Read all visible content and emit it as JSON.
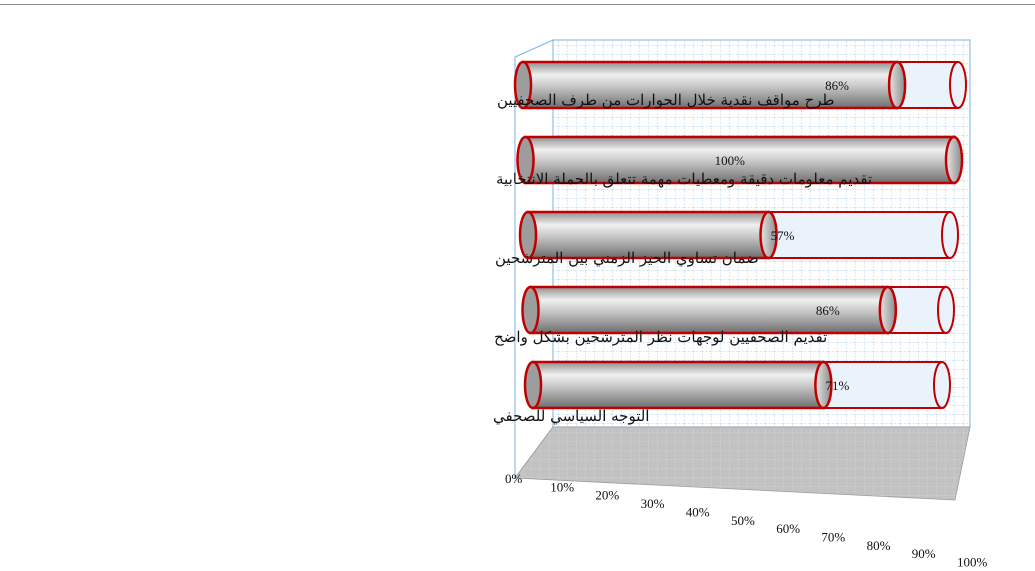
{
  "chart_data": {
    "type": "bar",
    "orientation": "horizontal",
    "style": "3d-cylinder",
    "categories": [
      "طرح مواقف  نقدية خلال الحوارات  من طرف الصحفيين",
      "تقديم معلومات دقيقة ومعطيات مهمة تتعلق بالحملة الانتخابية",
      "ضمان تساوي الحيز الزمني بين المترشحين",
      "تقديم الصحفيين لوجهات نظر المترشحين بشكل واضح",
      "التوجه السياسي للصحفي"
    ],
    "values": [
      86,
      100,
      57,
      86,
      71
    ],
    "value_labels": [
      "86%",
      "100%",
      "57%",
      "86%",
      "71%"
    ],
    "x_ticks": [
      "0%",
      "10%",
      "20%",
      "30%",
      "40%",
      "50%",
      "60%",
      "70%",
      "80%",
      "90%",
      "100%"
    ],
    "xlim": [
      0,
      100
    ],
    "grid": true,
    "legend": "none",
    "colors": {
      "bar_fill": "#a6a6a6",
      "bar_highlight": "#f2f2f2",
      "bar_outline": "#c00000",
      "remainder_fill": "#eaf2fb",
      "grid": "#7fb2e5",
      "floor": "#b7b7b7"
    }
  }
}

━━━━

EXERCISE DIRECTIONS »
Reproduce every entry word for word, but skip any pictures.

COMPLETE ANSWER »
Read all visible content and emit it as JSON.
{
  "chart_data": {
    "type": "bar",
    "orientation": "horizontal",
    "style": "3d-cylinder",
    "categories": [
      "طرح مواقف  نقدية خلال الحوارات  من طرف الصحفيين",
      "تقديم معلومات دقيقة ومعطيات مهمة تتعلق بالحملة الانتخابية",
      "ضمان تساوي الحيز الزمني بين المترشحين",
      "تقديم الصحفيين لوجهات نظر المترشحين بشكل واضح",
      "التوجه السياسي للصحفي"
    ],
    "values": [
      86,
      100,
      57,
      86,
      71
    ],
    "value_labels": [
      "86%",
      "100%",
      "57%",
      "86%",
      "71%"
    ],
    "x_ticks": [
      "0%",
      "10%",
      "20%",
      "30%",
      "40%",
      "50%",
      "60%",
      "70%",
      "80%",
      "90%",
      "100%"
    ],
    "xlim": [
      0,
      100
    ],
    "grid": true,
    "legend": "none",
    "colors": {
      "bar_fill": "#a6a6a6",
      "bar_highlight": "#f2f2f2",
      "bar_outline": "#c00000",
      "remainder_fill": "#eaf2fb",
      "grid": "#7fb2e5",
      "floor": "#b7b7b7"
    }
  }
}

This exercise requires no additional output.